### Task details
Tally the lines that contain the string "MARKERS" and give the number by itself.

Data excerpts
————————

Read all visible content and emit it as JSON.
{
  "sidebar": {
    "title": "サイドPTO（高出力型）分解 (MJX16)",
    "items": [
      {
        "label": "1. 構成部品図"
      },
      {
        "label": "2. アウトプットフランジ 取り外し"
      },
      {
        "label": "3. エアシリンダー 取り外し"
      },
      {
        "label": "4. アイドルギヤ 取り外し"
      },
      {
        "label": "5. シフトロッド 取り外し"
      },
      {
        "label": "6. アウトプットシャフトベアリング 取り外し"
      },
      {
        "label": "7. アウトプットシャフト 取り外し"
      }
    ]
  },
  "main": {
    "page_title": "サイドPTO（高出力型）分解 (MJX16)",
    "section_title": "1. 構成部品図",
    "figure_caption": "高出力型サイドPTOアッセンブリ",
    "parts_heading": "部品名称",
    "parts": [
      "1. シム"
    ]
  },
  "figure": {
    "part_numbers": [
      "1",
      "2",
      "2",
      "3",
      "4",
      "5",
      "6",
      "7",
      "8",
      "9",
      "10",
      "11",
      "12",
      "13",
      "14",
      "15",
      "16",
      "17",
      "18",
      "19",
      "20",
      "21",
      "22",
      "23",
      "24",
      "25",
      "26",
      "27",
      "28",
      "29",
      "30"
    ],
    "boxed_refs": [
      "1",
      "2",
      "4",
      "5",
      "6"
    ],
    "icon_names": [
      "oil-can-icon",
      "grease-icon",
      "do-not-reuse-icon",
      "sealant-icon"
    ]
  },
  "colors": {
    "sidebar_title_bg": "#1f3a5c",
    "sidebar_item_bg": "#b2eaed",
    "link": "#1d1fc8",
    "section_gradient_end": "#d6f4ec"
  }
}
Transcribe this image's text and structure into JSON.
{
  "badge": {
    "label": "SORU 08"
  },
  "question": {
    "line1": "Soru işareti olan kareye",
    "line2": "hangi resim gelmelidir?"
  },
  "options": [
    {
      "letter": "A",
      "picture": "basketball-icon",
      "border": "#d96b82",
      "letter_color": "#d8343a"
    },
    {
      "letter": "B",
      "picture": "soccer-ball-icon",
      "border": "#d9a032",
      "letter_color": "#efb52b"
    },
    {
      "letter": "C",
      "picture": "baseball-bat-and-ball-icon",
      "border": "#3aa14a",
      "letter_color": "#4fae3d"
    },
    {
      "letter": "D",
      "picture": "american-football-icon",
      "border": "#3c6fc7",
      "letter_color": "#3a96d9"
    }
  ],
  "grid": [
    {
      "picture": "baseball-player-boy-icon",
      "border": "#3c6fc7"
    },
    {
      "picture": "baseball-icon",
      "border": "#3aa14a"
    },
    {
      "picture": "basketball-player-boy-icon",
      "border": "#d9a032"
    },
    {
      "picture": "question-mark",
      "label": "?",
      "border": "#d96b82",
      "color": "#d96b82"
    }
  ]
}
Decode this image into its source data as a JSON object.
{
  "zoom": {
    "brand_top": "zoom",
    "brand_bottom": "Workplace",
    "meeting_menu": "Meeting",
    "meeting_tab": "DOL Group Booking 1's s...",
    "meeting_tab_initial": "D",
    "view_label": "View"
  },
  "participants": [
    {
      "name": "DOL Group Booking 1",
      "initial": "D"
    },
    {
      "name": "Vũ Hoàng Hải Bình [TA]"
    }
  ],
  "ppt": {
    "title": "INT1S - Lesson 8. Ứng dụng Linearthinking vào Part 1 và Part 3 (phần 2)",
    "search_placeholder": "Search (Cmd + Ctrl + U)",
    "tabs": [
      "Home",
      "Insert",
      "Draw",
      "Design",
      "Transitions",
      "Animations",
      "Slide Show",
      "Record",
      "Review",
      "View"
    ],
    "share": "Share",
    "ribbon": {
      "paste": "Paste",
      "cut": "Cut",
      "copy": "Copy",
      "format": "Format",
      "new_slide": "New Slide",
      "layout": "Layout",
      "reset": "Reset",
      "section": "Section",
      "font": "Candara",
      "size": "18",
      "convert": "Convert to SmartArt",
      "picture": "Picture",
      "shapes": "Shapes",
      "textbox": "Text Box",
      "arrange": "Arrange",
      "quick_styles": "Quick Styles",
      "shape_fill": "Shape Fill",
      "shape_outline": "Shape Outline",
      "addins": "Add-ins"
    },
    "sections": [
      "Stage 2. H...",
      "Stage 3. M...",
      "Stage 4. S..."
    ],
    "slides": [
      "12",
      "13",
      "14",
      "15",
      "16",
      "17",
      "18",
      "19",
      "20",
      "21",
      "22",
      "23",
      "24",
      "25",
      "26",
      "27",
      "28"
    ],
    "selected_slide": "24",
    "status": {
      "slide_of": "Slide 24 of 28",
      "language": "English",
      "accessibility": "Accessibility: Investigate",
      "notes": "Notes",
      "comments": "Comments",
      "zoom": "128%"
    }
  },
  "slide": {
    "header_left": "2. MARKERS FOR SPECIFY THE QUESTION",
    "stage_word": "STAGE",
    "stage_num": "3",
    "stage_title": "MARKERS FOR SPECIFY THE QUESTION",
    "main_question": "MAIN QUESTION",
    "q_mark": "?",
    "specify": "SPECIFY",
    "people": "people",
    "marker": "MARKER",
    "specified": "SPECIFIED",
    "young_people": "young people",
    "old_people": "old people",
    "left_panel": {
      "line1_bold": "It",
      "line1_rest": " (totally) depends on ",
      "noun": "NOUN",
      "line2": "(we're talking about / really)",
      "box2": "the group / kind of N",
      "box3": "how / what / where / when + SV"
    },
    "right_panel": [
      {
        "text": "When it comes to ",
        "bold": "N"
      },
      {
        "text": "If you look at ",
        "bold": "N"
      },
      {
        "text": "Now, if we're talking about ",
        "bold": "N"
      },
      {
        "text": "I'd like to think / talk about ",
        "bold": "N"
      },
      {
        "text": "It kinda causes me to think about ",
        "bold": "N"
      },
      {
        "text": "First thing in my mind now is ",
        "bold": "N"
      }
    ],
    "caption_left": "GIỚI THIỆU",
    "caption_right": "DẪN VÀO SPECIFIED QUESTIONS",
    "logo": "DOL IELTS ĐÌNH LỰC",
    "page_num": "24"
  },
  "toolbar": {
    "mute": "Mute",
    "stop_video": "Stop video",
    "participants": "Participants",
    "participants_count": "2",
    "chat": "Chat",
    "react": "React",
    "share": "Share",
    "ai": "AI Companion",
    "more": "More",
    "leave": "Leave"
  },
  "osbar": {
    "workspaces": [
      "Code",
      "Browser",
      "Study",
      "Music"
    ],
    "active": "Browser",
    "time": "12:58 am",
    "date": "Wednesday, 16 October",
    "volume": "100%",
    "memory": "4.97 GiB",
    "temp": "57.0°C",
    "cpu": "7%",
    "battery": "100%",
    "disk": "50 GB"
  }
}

————————

### Solution for this task
2